Saved entries:
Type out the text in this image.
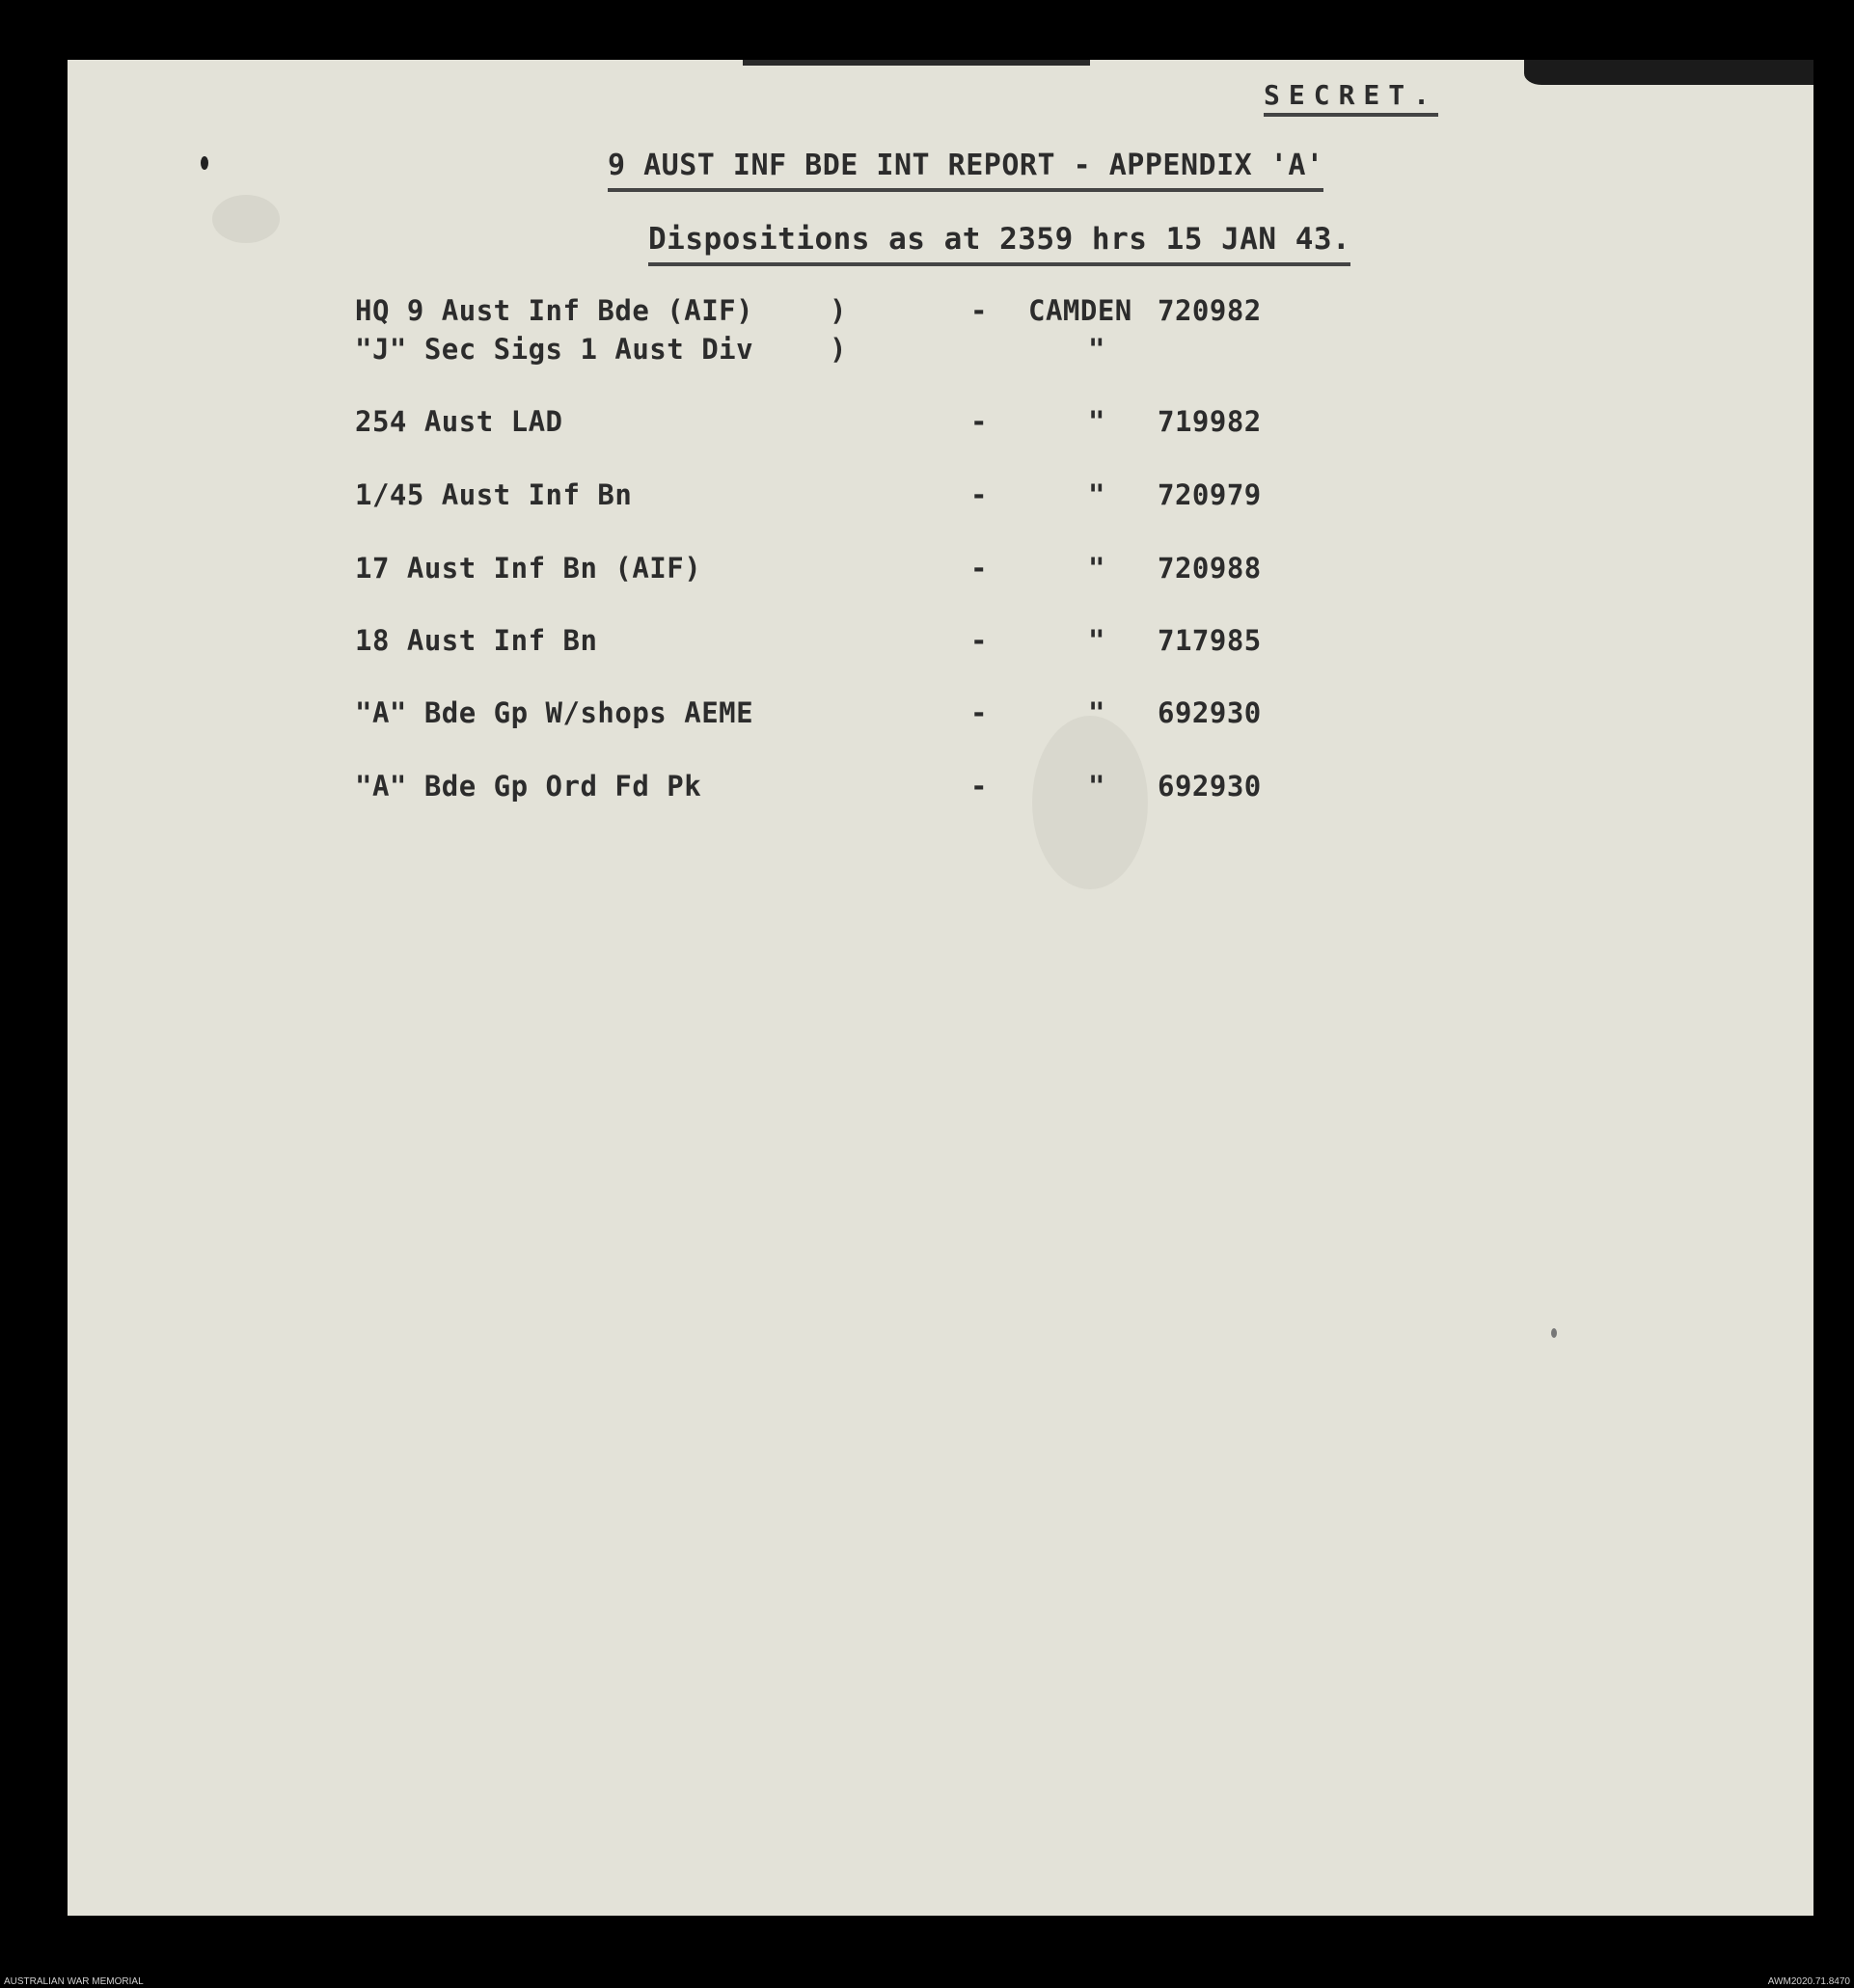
SECRET.
9 AUST INF BDE INT REPORT - APPENDIX 'A'
Dispositions as at 2359 hrs 15 JAN 43.
HQ 9 Aust Inf Bde (AIF)	)	- CAMDEN 720982
"J" Sec Sigs 1 Aust Div	)	"
254 Aust LAD	-	" 719982
1/45 Aust Inf Bn	-	" 720979
17 Aust Inf Bn (AIF)	-	" 720988
18 Aust Inf Bn	-	" 717985
"A" Bde Gp W/shops AEME	-	" 692930
"A" Bde Gp Ord Fd Pk	-	" 692930
AUSTRALIAN WAR MEMORIAL	AWM2020.71.8470
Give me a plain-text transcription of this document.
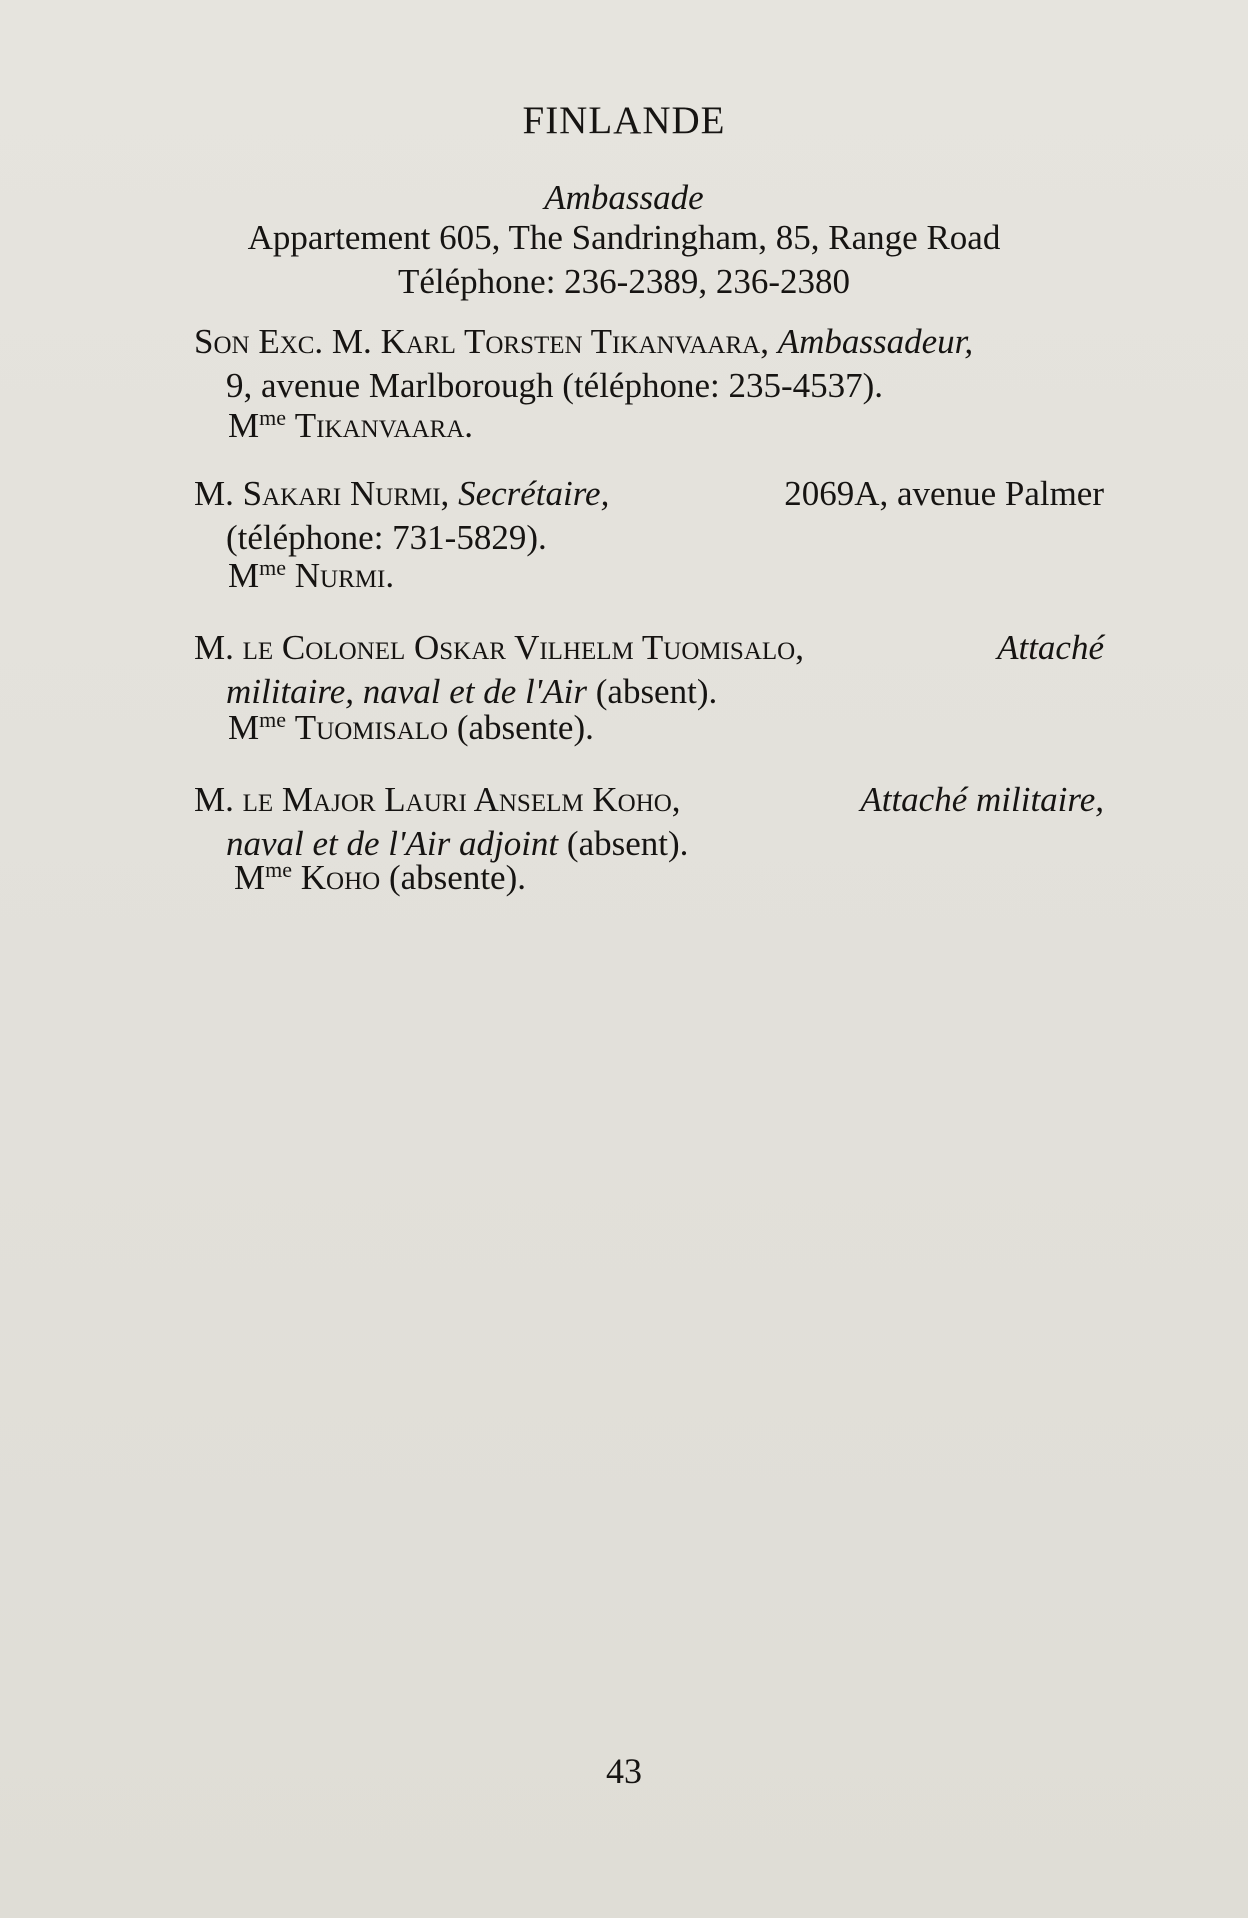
FINLANDE
Ambassade
Appartement 605, The Sandringham, 85, Range Road
Téléphone: 236-2389, 236-2380
Son Exc. M. Karl Torsten Tikanvaara, Ambassadeur,
9, avenue Marlborough (téléphone: 235-4537).
$M^{me}$ Tikanvaara.
M. Sakari Nurmi, Secrétaire,	2069A, avenue Palmer
(téléphone: 731-5829).
$M^{me}$ Nurmi.
M. le Colonel Oskar Vilhelm Tuomisalo,	Attaché
militaire, naval et de l'Air (absent).
$M^{me}$ Tuomisalo (absente).
M. le Major Lauri Anselm Koho,	Attaché militaire,
naval et de l'Air adjoint (absent).
$M^{me}$ Koho (absente).
43
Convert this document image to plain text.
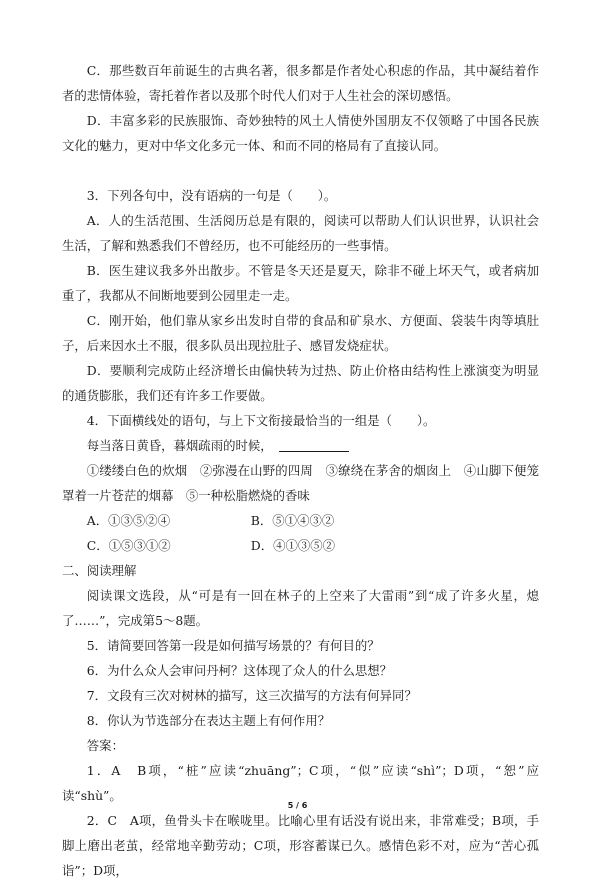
C．那些数百年前诞生的古典名著，很多都是作者处心积虑的作品，其中凝结着作者的悲情体验，寄托着作者以及那个时代人们对于人生社会的深切感悟。

D．丰富多彩的民族服饰、奇妙独特的风土人情使外国朋友不仅领略了中国各民族文化的魅力，更对中华文化多元一体、和而不同的格局有了直接认同。

3．下列各句中，没有语病的一句是（　　）。

A．人的生活范围、生活阅历总是有限的，阅读可以帮助人们认识世界，认识社会生活，了解和熟悉我们不曾经历，也不可能经历的一些事情。

B．医生建议我多外出散步。不管是冬天还是夏天，除非不碰上坏天气，或者病加重了，我都从不间断地要到公园里走一走。

C．刚开始，他们靠从家乡出发时自带的食品和矿泉水、方便面、袋装牛肉等填肚子，后来因水土不服，很多队员出现拉肚子、感冒发烧症状。

D．要顺利完成防止经济增长由偏快转为过热、防止价格由结构性上涨演变为明显的通货膨胀，我们还有许多工作要做。

4．下面横线处的语句，与上下文衔接最恰当的一组是（　　）。

每当落日黄昏，暮烟疏雨的时候，

①缕缕白色的炊烟　②弥漫在山野的四周　③缭绕在茅舍的烟囱上　④山脚下便笼罩着一片苍茫的烟幕　⑤一种松脂燃烧的香味

A．①③⑤②④	B．⑤①④③②
C．①⑤③①②	D．④①③⑤②

二、阅读理解

阅读课文选段，从“可是有一回在林子的上空来了大雷雨”到“成了许多火星，熄了……”，完成第5～8题。

5．请简要回答第一段是如何描写场景的？有何目的？

6．为什么众人会审问丹柯？这体现了众人的什么思想？

7．文段有三次对树林的描写，这三次描写的方法有何异同？

8．你认为节选部分在表达主题上有何作用？

答案：

1．A　B项，“桩”应读“zhuāng”；C项，“似”应读“shì”；D项，“恕”应读“shù”。

2．C　A项，鱼骨头卡在喉咙里。比喻心里有话没有说出来，非常难受；B项，手脚上磨出老茧，经常地辛勤劳动；C项，形容蓄谋已久。感情色彩不对，应为“苦心孤诣”；D项，

5 / 6
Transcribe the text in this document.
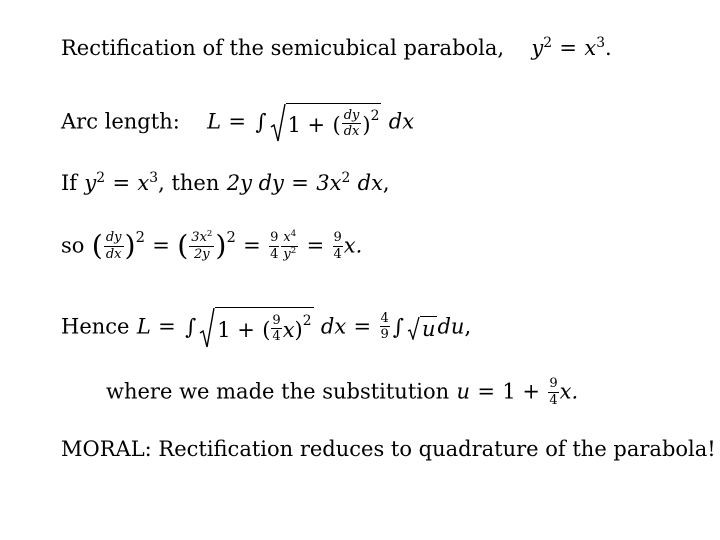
Rectification of the semicubical parabola, $y^2 = x^3$.
Arc length: L = ∫ 1 + ( $\frac{dy}{dx} )^2$ dx
If $y^2 = x^3$, then 2y dy = $3x^2$ dx,
so ( $\frac{dy}{dx} )^2$ = ( $\frac{3x^2}{2y} )^2 = \frac{9}{4} \frac{x^4}{y^2} = \frac{9}{4} x$.
Hence L = ∫ 1 + ( $\frac{9}{4}$ x )$^2$ dx = $\frac{4}{9}$ ∫ u du,
where we made the substitution $u = 1 + \frac{9}{4} x$.
MORAL: Rectification reduces to quadrature of the parabola!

GIVEN REQUEST:
Leave every image out, and retype the material exactly.

EXPECTED ANSWER:
Type out the text in this image.
SECRET.
9 AUST INF BDE INT REPORT - APPENDIX 'A'
Dispositions as at 2359 hrs 15 JAN 43.
HQ 9 Aust Inf Bde (AIF)	)	- CAMDEN 720982
"J" Sec Sigs 1 Aust Div	)	"
254 Aust LAD	-	" 719982
1/45 Aust Inf Bn	-	" 720979
17 Aust Inf Bn (AIF)	-	" 720988
18 Aust Inf Bn	-	" 717985
"A" Bde Gp W/shops AEME	-	" 692930
"A" Bde Gp Ord Fd Pk	-	" 692930
AUSTRALIAN WAR MEMORIAL	AWM2020.71.8470
Give me a plain-text transcription of this document.
FINLANDE
Ambassade
Appartement 605, The Sandringham, 85, Range Road
Téléphone: 236-2389, 236-2380
Son Exc. M. Karl Torsten Tikanvaara, Ambassadeur,
9, avenue Marlborough (téléphone: 235-4537).
$M^{me}$ Tikanvaara.
M. Sakari Nurmi, Secrétaire,	2069A, avenue Palmer
(téléphone: 731-5829).
$M^{me}$ Nurmi.
M. le Colonel Oskar Vilhelm Tuomisalo,	Attaché
militaire, naval et de l'Air (absent).
$M^{me}$ Tuomisalo (absente).
M. le Major Lauri Anselm Koho,	Attaché militaire,
naval et de l'Air adjoint (absent).
$M^{me}$ Koho (absente).
43
Convert this document image to plain text.
C．那些数百年前诞生的古典名著，很多都是作者处心积虑的作品，其中凝结着作者的悲情体验，寄托着作者以及那个时代人们对于人生社会的深切感悟。

D．丰富多彩的民族服饰、奇妙独特的风土人情使外国朋友不仅领略了中国各民族文化的魅力，更对中华文化多元一体、和而不同的格局有了直接认同。

3．下列各句中，没有语病的一句是（　　）。

A．人的生活范围、生活阅历总是有限的，阅读可以帮助人们认识世界，认识社会生活，了解和熟悉我们不曾经历，也不可能经历的一些事情。

B．医生建议我多外出散步。不管是冬天还是夏天，除非不碰上坏天气，或者病加重了，我都从不间断地要到公园里走一走。

C．刚开始，他们靠从家乡出发时自带的食品和矿泉水、方便面、袋装牛肉等填肚子，后来因水土不服，很多队员出现拉肚子、感冒发烧症状。

D．要顺利完成防止经济增长由偏快转为过热、防止价格由结构性上涨演变为明显的通货膨胀，我们还有许多工作要做。

4．下面横线处的语句，与上下文衔接最恰当的一组是（　　）。

每当落日黄昏，暮烟疏雨的时候，

①缕缕白色的炊烟　②弥漫在山野的四周　③缭绕在茅舍的烟囱上　④山脚下便笼罩着一片苍茫的烟幕　⑤一种松脂燃烧的香味

A．①③⑤②④	B．⑤①④③②
C．①⑤③①②	D．④①③⑤②

二、阅读理解

阅读课文选段，从“可是有一回在林子的上空来了大雷雨”到“成了许多火星，熄了……”，完成第5～8题。

5．请简要回答第一段是如何描写场景的？有何目的？

6．为什么众人会审问丹柯？这体现了众人的什么思想？

7．文段有三次对树林的描写，这三次描写的方法有何异同？

8．你认为节选部分在表达主题上有何作用？

答案：

1．A　B项，“桩”应读“zhuāng”；C项，“似”应读“shì”；D项，“恕”应读“shù”。

2．C　A项，鱼骨头卡在喉咙里。比喻心里有话没有说出来，非常难受；B项，手脚上磨出老茧，经常地辛勤劳动；C项，形容蓄谋已久。感情色彩不对，应为“苦心孤诣”；D项，

5 / 6
Transcribe the text in this document.
Rectification of the semicubical parabola, $y^2 = x^3$.
Arc length: L = ∫ 1 + ( $\frac{dy}{dx} )^2$ dx
If $y^2 = x^3$, then 2y dy = $3x^2$ dx,
so ( $\frac{dy}{dx} )^2$ = ( $\frac{3x^2}{2y} )^2 = \frac{9}{4} \frac{x^4}{y^2} = \frac{9}{4} x$.
Hence L = ∫ 1 + ( $\frac{9}{4}$ x )$^2$ dx = $\frac{4}{9}$ ∫ u du,
where we made the substitution $u = 1 + \frac{9}{4} x$.
MORAL: Rectification reduces to quadrature of the parabola!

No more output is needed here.